** begin **

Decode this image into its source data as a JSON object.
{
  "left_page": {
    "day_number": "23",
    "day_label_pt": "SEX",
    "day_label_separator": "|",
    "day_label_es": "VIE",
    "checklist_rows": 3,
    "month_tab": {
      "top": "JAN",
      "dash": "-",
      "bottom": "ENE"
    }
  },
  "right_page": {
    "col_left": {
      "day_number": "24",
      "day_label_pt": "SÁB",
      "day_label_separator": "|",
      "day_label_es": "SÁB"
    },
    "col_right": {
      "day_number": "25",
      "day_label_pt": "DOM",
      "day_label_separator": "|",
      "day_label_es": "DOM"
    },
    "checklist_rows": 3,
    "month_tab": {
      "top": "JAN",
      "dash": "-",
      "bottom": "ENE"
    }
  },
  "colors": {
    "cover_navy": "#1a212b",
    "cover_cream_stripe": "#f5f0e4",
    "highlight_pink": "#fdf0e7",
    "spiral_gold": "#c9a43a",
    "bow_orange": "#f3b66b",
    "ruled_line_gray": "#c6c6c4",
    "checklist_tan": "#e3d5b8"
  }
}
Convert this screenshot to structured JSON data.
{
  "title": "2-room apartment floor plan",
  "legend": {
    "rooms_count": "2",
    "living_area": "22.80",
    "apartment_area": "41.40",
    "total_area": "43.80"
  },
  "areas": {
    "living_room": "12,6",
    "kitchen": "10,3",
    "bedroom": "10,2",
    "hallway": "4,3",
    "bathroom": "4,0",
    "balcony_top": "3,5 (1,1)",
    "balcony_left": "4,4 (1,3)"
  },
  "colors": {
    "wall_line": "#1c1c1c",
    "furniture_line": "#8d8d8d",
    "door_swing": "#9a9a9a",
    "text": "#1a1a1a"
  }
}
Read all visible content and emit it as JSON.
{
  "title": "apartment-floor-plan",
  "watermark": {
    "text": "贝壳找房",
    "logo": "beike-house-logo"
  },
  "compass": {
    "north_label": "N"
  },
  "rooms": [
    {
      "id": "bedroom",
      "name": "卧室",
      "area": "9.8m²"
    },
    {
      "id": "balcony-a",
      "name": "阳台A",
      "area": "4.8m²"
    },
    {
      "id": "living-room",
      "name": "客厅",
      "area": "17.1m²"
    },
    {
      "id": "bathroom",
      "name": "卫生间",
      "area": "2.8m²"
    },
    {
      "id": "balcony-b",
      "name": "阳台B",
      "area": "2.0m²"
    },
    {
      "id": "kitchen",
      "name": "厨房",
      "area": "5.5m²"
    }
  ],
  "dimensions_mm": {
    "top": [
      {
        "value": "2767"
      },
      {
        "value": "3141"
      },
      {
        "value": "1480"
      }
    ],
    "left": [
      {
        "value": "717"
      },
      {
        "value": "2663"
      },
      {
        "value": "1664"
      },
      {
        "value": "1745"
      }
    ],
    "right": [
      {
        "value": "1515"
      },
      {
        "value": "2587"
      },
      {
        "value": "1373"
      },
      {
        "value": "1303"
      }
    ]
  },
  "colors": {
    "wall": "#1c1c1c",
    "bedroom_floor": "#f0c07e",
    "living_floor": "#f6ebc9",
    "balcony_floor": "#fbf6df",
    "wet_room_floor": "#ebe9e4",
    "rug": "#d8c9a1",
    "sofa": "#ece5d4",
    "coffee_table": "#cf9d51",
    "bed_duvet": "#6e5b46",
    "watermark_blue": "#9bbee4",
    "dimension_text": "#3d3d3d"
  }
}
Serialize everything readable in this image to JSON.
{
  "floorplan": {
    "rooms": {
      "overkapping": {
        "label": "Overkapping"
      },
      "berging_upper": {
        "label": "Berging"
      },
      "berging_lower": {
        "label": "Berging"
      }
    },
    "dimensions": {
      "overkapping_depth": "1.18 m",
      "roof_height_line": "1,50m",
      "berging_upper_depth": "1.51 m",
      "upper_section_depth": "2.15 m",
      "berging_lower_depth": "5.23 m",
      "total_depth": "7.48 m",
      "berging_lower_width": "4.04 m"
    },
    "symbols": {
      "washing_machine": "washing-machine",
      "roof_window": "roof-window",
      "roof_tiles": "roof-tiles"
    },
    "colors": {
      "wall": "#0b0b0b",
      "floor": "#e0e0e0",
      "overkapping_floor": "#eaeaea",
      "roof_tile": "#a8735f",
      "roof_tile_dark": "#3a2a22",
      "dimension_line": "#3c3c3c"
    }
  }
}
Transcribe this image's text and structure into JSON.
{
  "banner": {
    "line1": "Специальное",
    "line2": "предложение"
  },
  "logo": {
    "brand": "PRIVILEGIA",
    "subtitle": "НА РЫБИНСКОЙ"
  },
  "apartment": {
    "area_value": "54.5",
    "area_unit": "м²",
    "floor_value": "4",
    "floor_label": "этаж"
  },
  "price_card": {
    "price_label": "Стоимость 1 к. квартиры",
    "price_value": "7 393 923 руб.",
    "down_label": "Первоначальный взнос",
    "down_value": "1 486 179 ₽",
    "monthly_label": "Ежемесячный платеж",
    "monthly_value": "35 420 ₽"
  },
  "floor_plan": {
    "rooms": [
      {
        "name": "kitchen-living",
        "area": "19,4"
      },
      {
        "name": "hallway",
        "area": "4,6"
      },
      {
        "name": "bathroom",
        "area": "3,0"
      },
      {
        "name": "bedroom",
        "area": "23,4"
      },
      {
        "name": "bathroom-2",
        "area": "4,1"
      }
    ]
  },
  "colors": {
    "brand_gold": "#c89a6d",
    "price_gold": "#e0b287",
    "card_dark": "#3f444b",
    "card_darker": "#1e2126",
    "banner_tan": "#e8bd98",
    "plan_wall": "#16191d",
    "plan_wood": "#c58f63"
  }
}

** end **

- [Task to carry out]: Reproduce every line of the data verbatim.

- [Written solution]:
Decode this image into its source data as a JSON object.
{
  "left_page": {
    "day_number": "23",
    "day_label_pt": "SEX",
    "day_label_separator": "|",
    "day_label_es": "VIE",
    "checklist_rows": 3,
    "month_tab": {
      "top": "JAN",
      "dash": "-",
      "bottom": "ENE"
    }
  },
  "right_page": {
    "col_left": {
      "day_number": "24",
      "day_label_pt": "SÁB",
      "day_label_separator": "|",
      "day_label_es": "SÁB"
    },
    "col_right": {
      "day_number": "25",
      "day_label_pt": "DOM",
      "day_label_separator": "|",
      "day_label_es": "DOM"
    },
    "checklist_rows": 3,
    "month_tab": {
      "top": "JAN",
      "dash": "-",
      "bottom": "ENE"
    }
  },
  "colors": {
    "cover_navy": "#1a212b",
    "cover_cream_stripe": "#f5f0e4",
    "highlight_pink": "#fdf0e7",
    "spiral_gold": "#c9a43a",
    "bow_orange": "#f3b66b",
    "ruled_line_gray": "#c6c6c4",
    "checklist_tan": "#e3d5b8"
  }
}
Convert this screenshot to structured JSON data.
{
  "title": "2-room apartment floor plan",
  "legend": {
    "rooms_count": "2",
    "living_area": "22.80",
    "apartment_area": "41.40",
    "total_area": "43.80"
  },
  "areas": {
    "living_room": "12,6",
    "kitchen": "10,3",
    "bedroom": "10,2",
    "hallway": "4,3",
    "bathroom": "4,0",
    "balcony_top": "3,5 (1,1)",
    "balcony_left": "4,4 (1,3)"
  },
  "colors": {
    "wall_line": "#1c1c1c",
    "furniture_line": "#8d8d8d",
    "door_swing": "#9a9a9a",
    "text": "#1a1a1a"
  }
}
Read all visible content and emit it as JSON.
{
  "title": "apartment-floor-plan",
  "watermark": {
    "text": "贝壳找房",
    "logo": "beike-house-logo"
  },
  "compass": {
    "north_label": "N"
  },
  "rooms": [
    {
      "id": "bedroom",
      "name": "卧室",
      "area": "9.8m²"
    },
    {
      "id": "balcony-a",
      "name": "阳台A",
      "area": "4.8m²"
    },
    {
      "id": "living-room",
      "name": "客厅",
      "area": "17.1m²"
    },
    {
      "id": "bathroom",
      "name": "卫生间",
      "area": "2.8m²"
    },
    {
      "id": "balcony-b",
      "name": "阳台B",
      "area": "2.0m²"
    },
    {
      "id": "kitchen",
      "name": "厨房",
      "area": "5.5m²"
    }
  ],
  "dimensions_mm": {
    "top": [
      {
        "value": "2767"
      },
      {
        "value": "3141"
      },
      {
        "value": "1480"
      }
    ],
    "left": [
      {
        "value": "717"
      },
      {
        "value": "2663"
      },
      {
        "value": "1664"
      },
      {
        "value": "1745"
      }
    ],
    "right": [
      {
        "value": "1515"
      },
      {
        "value": "2587"
      },
      {
        "value": "1373"
      },
      {
        "value": "1303"
      }
    ]
  },
  "colors": {
    "wall": "#1c1c1c",
    "bedroom_floor": "#f0c07e",
    "living_floor": "#f6ebc9",
    "balcony_floor": "#fbf6df",
    "wet_room_floor": "#ebe9e4",
    "rug": "#d8c9a1",
    "sofa": "#ece5d4",
    "coffee_table": "#cf9d51",
    "bed_duvet": "#6e5b46",
    "watermark_blue": "#9bbee4",
    "dimension_text": "#3d3d3d"
  }
}
Serialize everything readable in this image to JSON.
{
  "floorplan": {
    "rooms": {
      "overkapping": {
        "label": "Overkapping"
      },
      "berging_upper": {
        "label": "Berging"
      },
      "berging_lower": {
        "label": "Berging"
      }
    },
    "dimensions": {
      "overkapping_depth": "1.18 m",
      "roof_height_line": "1,50m",
      "berging_upper_depth": "1.51 m",
      "upper_section_depth": "2.15 m",
      "berging_lower_depth": "5.23 m",
      "total_depth": "7.48 m",
      "berging_lower_width": "4.04 m"
    },
    "symbols": {
      "washing_machine": "washing-machine",
      "roof_window": "roof-window",
      "roof_tiles": "roof-tiles"
    },
    "colors": {
      "wall": "#0b0b0b",
      "floor": "#e0e0e0",
      "overkapping_floor": "#eaeaea",
      "roof_tile": "#a8735f",
      "roof_tile_dark": "#3a2a22",
      "dimension_line": "#3c3c3c"
    }
  }
}
Transcribe this image's text and structure into JSON.
{
  "banner": {
    "line1": "Специальное",
    "line2": "предложение"
  },
  "logo": {
    "brand": "PRIVILEGIA",
    "subtitle": "НА РЫБИНСКОЙ"
  },
  "apartment": {
    "area_value": "54.5",
    "area_unit": "м²",
    "floor_value": "4",
    "floor_label": "этаж"
  },
  "price_card": {
    "price_label": "Стоимость 1 к. квартиры",
    "price_value": "7 393 923 руб.",
    "down_label": "Первоначальный взнос",
    "down_value": "1 486 179 ₽",
    "monthly_label": "Ежемесячный платеж",
    "monthly_value": "35 420 ₽"
  },
  "floor_plan": {
    "rooms": [
      {
        "name": "kitchen-living",
        "area": "19,4"
      },
      {
        "name": "hallway",
        "area": "4,6"
      },
      {
        "name": "bathroom",
        "area": "3,0"
      },
      {
        "name": "bedroom",
        "area": "23,4"
      },
      {
        "name": "bathroom-2",
        "area": "4,1"
      }
    ]
  },
  "colors": {
    "brand_gold": "#c89a6d",
    "price_gold": "#e0b287",
    "card_dark": "#3f444b",
    "card_darker": "#1e2126",
    "banner_tan": "#e8bd98",
    "plan_wall": "#16191d",
    "plan_wood": "#c58f63"
  }
}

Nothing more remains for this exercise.